** start **
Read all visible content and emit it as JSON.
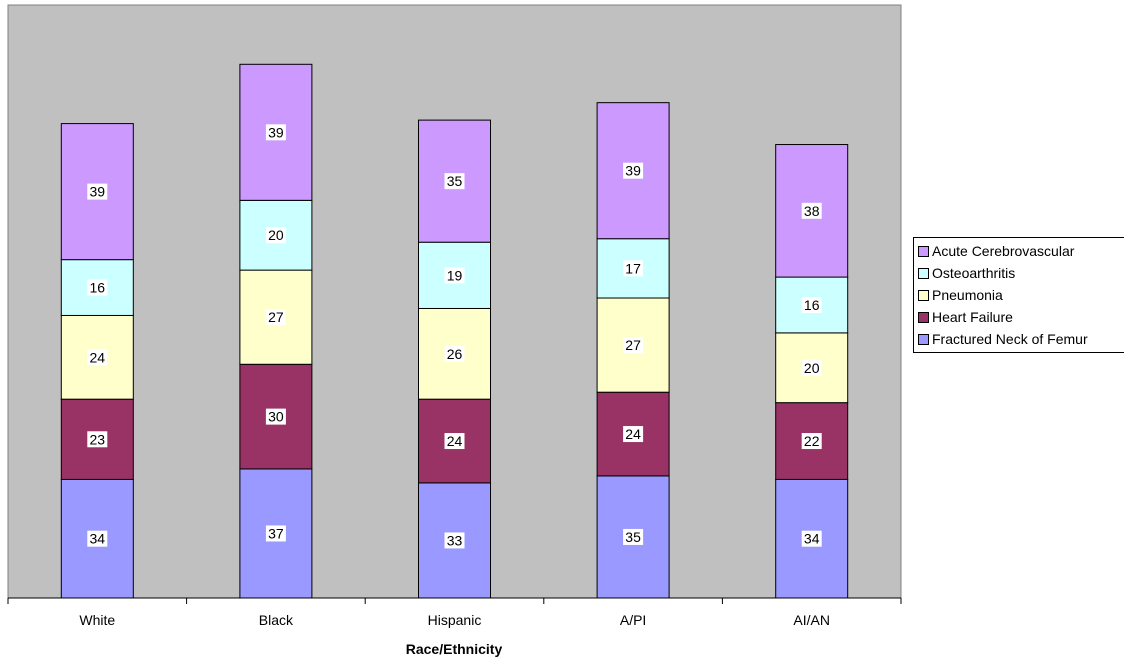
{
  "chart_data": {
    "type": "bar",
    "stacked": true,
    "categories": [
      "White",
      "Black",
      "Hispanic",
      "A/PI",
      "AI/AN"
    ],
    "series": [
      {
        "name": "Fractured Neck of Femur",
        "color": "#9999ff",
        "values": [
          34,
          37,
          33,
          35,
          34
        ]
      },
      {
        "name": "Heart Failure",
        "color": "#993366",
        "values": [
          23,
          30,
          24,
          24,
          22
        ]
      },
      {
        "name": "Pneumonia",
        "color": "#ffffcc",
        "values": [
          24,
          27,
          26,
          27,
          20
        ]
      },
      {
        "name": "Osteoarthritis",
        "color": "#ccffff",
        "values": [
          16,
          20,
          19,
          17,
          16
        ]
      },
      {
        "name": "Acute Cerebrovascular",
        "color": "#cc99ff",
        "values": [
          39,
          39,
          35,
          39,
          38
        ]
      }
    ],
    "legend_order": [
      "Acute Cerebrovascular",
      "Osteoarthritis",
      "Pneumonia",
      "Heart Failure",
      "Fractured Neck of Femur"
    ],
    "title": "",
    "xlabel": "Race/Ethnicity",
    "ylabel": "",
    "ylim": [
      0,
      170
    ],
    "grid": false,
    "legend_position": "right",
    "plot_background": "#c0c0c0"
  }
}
** end **
(Task requirements): Retype all of the entries exactly as written, leaving out any images.

(Exercise response):
Read all visible content and emit it as JSON.
{
  "chart_data": {
    "type": "bar",
    "stacked": true,
    "categories": [
      "White",
      "Black",
      "Hispanic",
      "A/PI",
      "AI/AN"
    ],
    "series": [
      {
        "name": "Fractured Neck of Femur",
        "color": "#9999ff",
        "values": [
          34,
          37,
          33,
          35,
          34
        ]
      },
      {
        "name": "Heart Failure",
        "color": "#993366",
        "values": [
          23,
          30,
          24,
          24,
          22
        ]
      },
      {
        "name": "Pneumonia",
        "color": "#ffffcc",
        "values": [
          24,
          27,
          26,
          27,
          20
        ]
      },
      {
        "name": "Osteoarthritis",
        "color": "#ccffff",
        "values": [
          16,
          20,
          19,
          17,
          16
        ]
      },
      {
        "name": "Acute Cerebrovascular",
        "color": "#cc99ff",
        "values": [
          39,
          39,
          35,
          39,
          38
        ]
      }
    ],
    "legend_order": [
      "Acute Cerebrovascular",
      "Osteoarthritis",
      "Pneumonia",
      "Heart Failure",
      "Fractured Neck of Femur"
    ],
    "title": "",
    "xlabel": "Race/Ethnicity",
    "ylabel": "",
    "ylim": [
      0,
      170
    ],
    "grid": false,
    "legend_position": "right",
    "plot_background": "#c0c0c0"
  }
}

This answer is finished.